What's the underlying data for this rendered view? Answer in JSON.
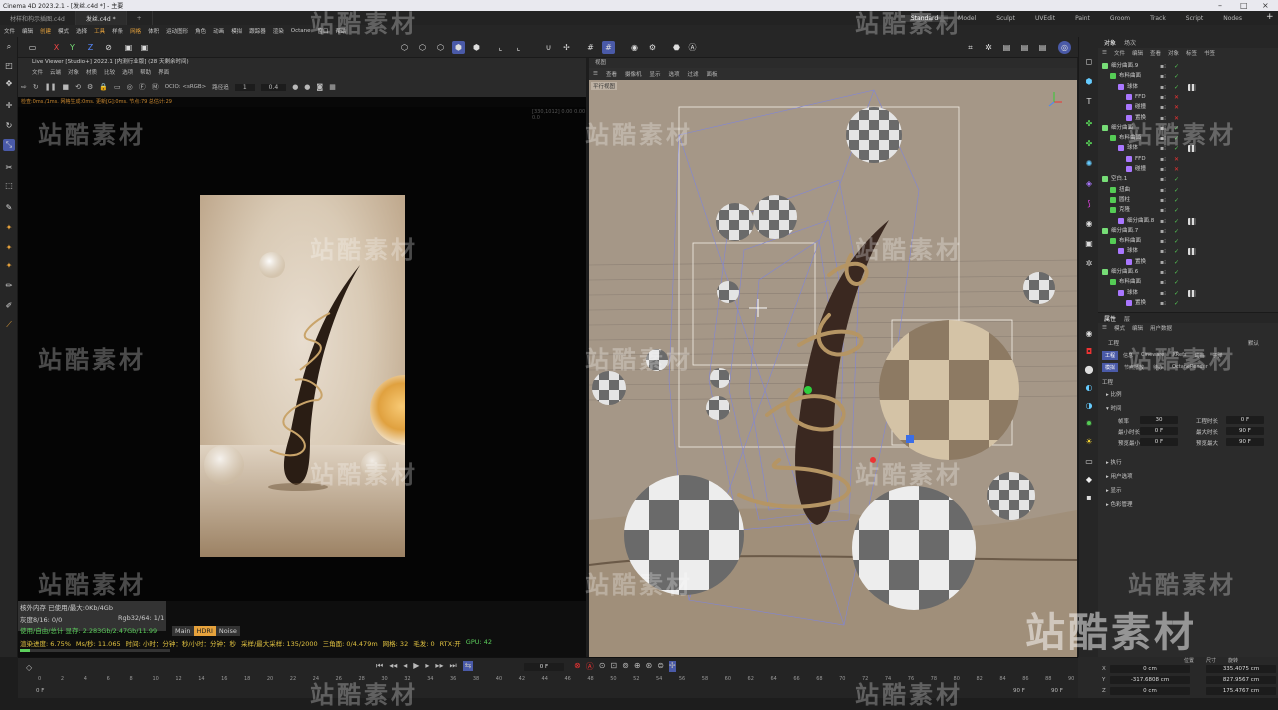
{
  "window": {
    "title": "Cinema 4D 2023.2.1 - [发丝.c4d *] - 主要"
  },
  "file_tabs": [
    {
      "label": "材样和构示插图.c4d"
    },
    {
      "label": "发丝.c4d *"
    }
  ],
  "add_tab": "+",
  "layouts": [
    "Standard",
    "Model",
    "Sculpt",
    "UVEdit",
    "Paint",
    "Groom",
    "Track",
    "Script",
    "Nodes"
  ],
  "layout_prefix": "启动",
  "main_menu": [
    "文件",
    "编辑",
    "创建",
    "模式",
    "选择",
    "工具",
    "样条",
    "网格",
    "体积",
    "运动图形",
    "角色",
    "动画",
    "模拟",
    "跟踪器",
    "渲染",
    "Octane",
    "窗口",
    "帮助"
  ],
  "live_viewer": {
    "title": "Live Viewer [Studio+] 2022.1 [内测行业版] (28 天剩余时间)",
    "menu": [
      "文件",
      "云端",
      "对象",
      "材质",
      "比较",
      "选项",
      "帮助",
      "界面"
    ],
    "ocio": "OCIO: <sRGB>",
    "mode": "路径追",
    "val1": "1",
    "val2": "0.4",
    "status": "检查:0ms./1ms. 网格生成:0ms. 更新[G]:0ms. 节点:79 总估计:29",
    "coord_readout": "[330,1012] 0.00 0.00 0.0"
  },
  "stats": {
    "mem": "核外内存 已使用/最大:0Kb/4Gb",
    "gray_label": "灰度8/16: 0/0",
    "rgb_label": "Rgb32/64: 1/1",
    "vram": "使用/自由/总计 显存: 2.283Gb/2.47Gb/11.99",
    "progress": "渲染进度: 6.75%",
    "ms": "Ms/秒: 11.065",
    "time": "时间: 小时：分钟：秒/小时：分钟：秒",
    "samples": "采样/最大采样: 135/2000",
    "tri": "三角面: 0/4.479m",
    "mesh": "网格: 32",
    "hair": "毛发: 0",
    "rtx": "RTX:开",
    "gpu": "GPU: 42",
    "tabs": [
      "Main",
      "HDRI",
      "Noise"
    ]
  },
  "viewport": {
    "title": "视图",
    "menu": [
      "查看",
      "摄像机",
      "显示",
      "选项",
      "过滤",
      "面板"
    ],
    "camera_label": "平行视图"
  },
  "object_manager": {
    "tabs": [
      "对象",
      "场次"
    ],
    "menu": [
      "文件",
      "编辑",
      "查看",
      "对象",
      "标签",
      "书签"
    ],
    "objects": [
      {
        "name": "细分曲面.9",
        "indent": 0
      },
      {
        "name": "布料曲面",
        "indent": 1
      },
      {
        "name": "球体",
        "indent": 2
      },
      {
        "name": "FFD",
        "indent": 3
      },
      {
        "name": "碰撞",
        "indent": 3
      },
      {
        "name": "置换",
        "indent": 3
      },
      {
        "name": "细分曲面",
        "indent": 0
      },
      {
        "name": "布料曲面",
        "indent": 1
      },
      {
        "name": "球体",
        "indent": 2
      },
      {
        "name": "FFD",
        "indent": 3
      },
      {
        "name": "碰撞",
        "indent": 3
      },
      {
        "name": "空白.1",
        "indent": 0
      },
      {
        "name": "扭曲",
        "indent": 1
      },
      {
        "name": "圆柱",
        "indent": 1
      },
      {
        "name": "克隆",
        "indent": 1
      },
      {
        "name": "细分曲面.8",
        "indent": 2
      },
      {
        "name": "细分曲面.7",
        "indent": 0
      },
      {
        "name": "布料曲面",
        "indent": 1
      },
      {
        "name": "球体",
        "indent": 2
      },
      {
        "name": "置换",
        "indent": 3
      },
      {
        "name": "细分曲面.6",
        "indent": 0
      },
      {
        "name": "布料曲面",
        "indent": 1
      },
      {
        "name": "球体",
        "indent": 2
      },
      {
        "name": "置换",
        "indent": 3
      }
    ]
  },
  "attributes": {
    "tabs": [
      "属性",
      "层"
    ],
    "menu": [
      "模式",
      "编辑",
      "用户数据"
    ],
    "section": "工程",
    "default_label": "默认",
    "subtabs": [
      "工程",
      "信息",
      "Cineware",
      "XRefs",
      "动画",
      "子弹"
    ],
    "subtabs2": [
      "模拟",
      "节点播放",
      "待办",
      "OctaneRender"
    ],
    "project_heading": "工程",
    "groups": [
      "比例",
      "时间",
      "执行",
      "用户选项",
      "显示",
      "色彩管理"
    ],
    "time_fields": [
      {
        "label": "帧率",
        "value": "30",
        "label2": "工程时长",
        "value2": "0 F"
      },
      {
        "label": "最小时长",
        "value": "0 F",
        "label2": "最大时长",
        "value2": "90 F"
      },
      {
        "label": "预览最小",
        "value": "0 F",
        "label2": "预览最大",
        "value2": "90 F"
      }
    ]
  },
  "timeline": {
    "current_frame": "0 F",
    "start": "0 F",
    "end": "90 F",
    "end2": "90 F",
    "ticks": [
      "0",
      "2",
      "4",
      "6",
      "8",
      "10",
      "12",
      "14",
      "16",
      "18",
      "20",
      "22",
      "24",
      "26",
      "28",
      "30",
      "32",
      "34",
      "36",
      "38",
      "40",
      "42",
      "44",
      "46",
      "48",
      "50",
      "52",
      "54",
      "56",
      "58",
      "60",
      "62",
      "64",
      "66",
      "68",
      "70",
      "72",
      "74",
      "76",
      "78",
      "80",
      "82",
      "84",
      "86",
      "88",
      "90"
    ]
  },
  "coords": {
    "header": [
      "位置",
      "尺寸",
      "旋转"
    ],
    "rows": [
      {
        "axis": "X",
        "pos": "0 cm",
        "size": "335.4075 cm"
      },
      {
        "axis": "Y",
        "pos": "-317.6808 cm",
        "size": "827.9567 cm"
      },
      {
        "axis": "Z",
        "pos": "0 cm",
        "size": "175.4767 cm"
      }
    ]
  },
  "watermark": "站酷素材",
  "colors": {
    "accent": "#4a5aa8",
    "orange": "#e6a23c",
    "green": "#5ccf5c",
    "red": "#d33"
  }
}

___

Pictures stay out of the copy; please restate every record above exactly.

What's the underlying data for this rendered view? Answer in JSON.
{
  "window": {
    "title": "Cinema 4D 2023.2.1 - [发丝.c4d *] - 主要"
  },
  "file_tabs": [
    {
      "label": "材样和构示插图.c4d"
    },
    {
      "label": "发丝.c4d *"
    }
  ],
  "add_tab": "+",
  "layouts": [
    "Standard",
    "Model",
    "Sculpt",
    "UVEdit",
    "Paint",
    "Groom",
    "Track",
    "Script",
    "Nodes"
  ],
  "layout_prefix": "启动",
  "main_menu": [
    "文件",
    "编辑",
    "创建",
    "模式",
    "选择",
    "工具",
    "样条",
    "网格",
    "体积",
    "运动图形",
    "角色",
    "动画",
    "模拟",
    "跟踪器",
    "渲染",
    "Octane",
    "窗口",
    "帮助"
  ],
  "live_viewer": {
    "title": "Live Viewer [Studio+] 2022.1 [内测行业版] (28 天剩余时间)",
    "menu": [
      "文件",
      "云端",
      "对象",
      "材质",
      "比较",
      "选项",
      "帮助",
      "界面"
    ],
    "ocio": "OCIO: <sRGB>",
    "mode": "路径追",
    "val1": "1",
    "val2": "0.4",
    "status": "检查:0ms./1ms. 网格生成:0ms. 更新[G]:0ms. 节点:79 总估计:29",
    "coord_readout": "[330,1012] 0.00 0.00 0.0"
  },
  "stats": {
    "mem": "核外内存 已使用/最大:0Kb/4Gb",
    "gray_label": "灰度8/16: 0/0",
    "rgb_label": "Rgb32/64: 1/1",
    "vram": "使用/自由/总计 显存: 2.283Gb/2.47Gb/11.99",
    "progress": "渲染进度: 6.75%",
    "ms": "Ms/秒: 11.065",
    "time": "时间: 小时：分钟：秒/小时：分钟：秒",
    "samples": "采样/最大采样: 135/2000",
    "tri": "三角面: 0/4.479m",
    "mesh": "网格: 32",
    "hair": "毛发: 0",
    "rtx": "RTX:开",
    "gpu": "GPU: 42",
    "tabs": [
      "Main",
      "HDRI",
      "Noise"
    ]
  },
  "viewport": {
    "title": "视图",
    "menu": [
      "查看",
      "摄像机",
      "显示",
      "选项",
      "过滤",
      "面板"
    ],
    "camera_label": "平行视图"
  },
  "object_manager": {
    "tabs": [
      "对象",
      "场次"
    ],
    "menu": [
      "文件",
      "编辑",
      "查看",
      "对象",
      "标签",
      "书签"
    ],
    "objects": [
      {
        "name": "细分曲面.9",
        "indent": 0
      },
      {
        "name": "布料曲面",
        "indent": 1
      },
      {
        "name": "球体",
        "indent": 2
      },
      {
        "name": "FFD",
        "indent": 3
      },
      {
        "name": "碰撞",
        "indent": 3
      },
      {
        "name": "置换",
        "indent": 3
      },
      {
        "name": "细分曲面",
        "indent": 0
      },
      {
        "name": "布料曲面",
        "indent": 1
      },
      {
        "name": "球体",
        "indent": 2
      },
      {
        "name": "FFD",
        "indent": 3
      },
      {
        "name": "碰撞",
        "indent": 3
      },
      {
        "name": "空白.1",
        "indent": 0
      },
      {
        "name": "扭曲",
        "indent": 1
      },
      {
        "name": "圆柱",
        "indent": 1
      },
      {
        "name": "克隆",
        "indent": 1
      },
      {
        "name": "细分曲面.8",
        "indent": 2
      },
      {
        "name": "细分曲面.7",
        "indent": 0
      },
      {
        "name": "布料曲面",
        "indent": 1
      },
      {
        "name": "球体",
        "indent": 2
      },
      {
        "name": "置换",
        "indent": 3
      },
      {
        "name": "细分曲面.6",
        "indent": 0
      },
      {
        "name": "布料曲面",
        "indent": 1
      },
      {
        "name": "球体",
        "indent": 2
      },
      {
        "name": "置换",
        "indent": 3
      }
    ]
  },
  "attributes": {
    "tabs": [
      "属性",
      "层"
    ],
    "menu": [
      "模式",
      "编辑",
      "用户数据"
    ],
    "section": "工程",
    "default_label": "默认",
    "subtabs": [
      "工程",
      "信息",
      "Cineware",
      "XRefs",
      "动画",
      "子弹"
    ],
    "subtabs2": [
      "模拟",
      "节点播放",
      "待办",
      "OctaneRender"
    ],
    "project_heading": "工程",
    "groups": [
      "比例",
      "时间",
      "执行",
      "用户选项",
      "显示",
      "色彩管理"
    ],
    "time_fields": [
      {
        "label": "帧率",
        "value": "30",
        "label2": "工程时长",
        "value2": "0 F"
      },
      {
        "label": "最小时长",
        "value": "0 F",
        "label2": "最大时长",
        "value2": "90 F"
      },
      {
        "label": "预览最小",
        "value": "0 F",
        "label2": "预览最大",
        "value2": "90 F"
      }
    ]
  },
  "timeline": {
    "current_frame": "0 F",
    "start": "0 F",
    "end": "90 F",
    "end2": "90 F",
    "ticks": [
      "0",
      "2",
      "4",
      "6",
      "8",
      "10",
      "12",
      "14",
      "16",
      "18",
      "20",
      "22",
      "24",
      "26",
      "28",
      "30",
      "32",
      "34",
      "36",
      "38",
      "40",
      "42",
      "44",
      "46",
      "48",
      "50",
      "52",
      "54",
      "56",
      "58",
      "60",
      "62",
      "64",
      "66",
      "68",
      "70",
      "72",
      "74",
      "76",
      "78",
      "80",
      "82",
      "84",
      "86",
      "88",
      "90"
    ]
  },
  "coords": {
    "header": [
      "位置",
      "尺寸",
      "旋转"
    ],
    "rows": [
      {
        "axis": "X",
        "pos": "0 cm",
        "size": "335.4075 cm"
      },
      {
        "axis": "Y",
        "pos": "-317.6808 cm",
        "size": "827.9567 cm"
      },
      {
        "axis": "Z",
        "pos": "0 cm",
        "size": "175.4767 cm"
      }
    ]
  },
  "watermark": "站酷素材",
  "colors": {
    "accent": "#4a5aa8",
    "orange": "#e6a23c",
    "green": "#5ccf5c",
    "red": "#d33"
  }
}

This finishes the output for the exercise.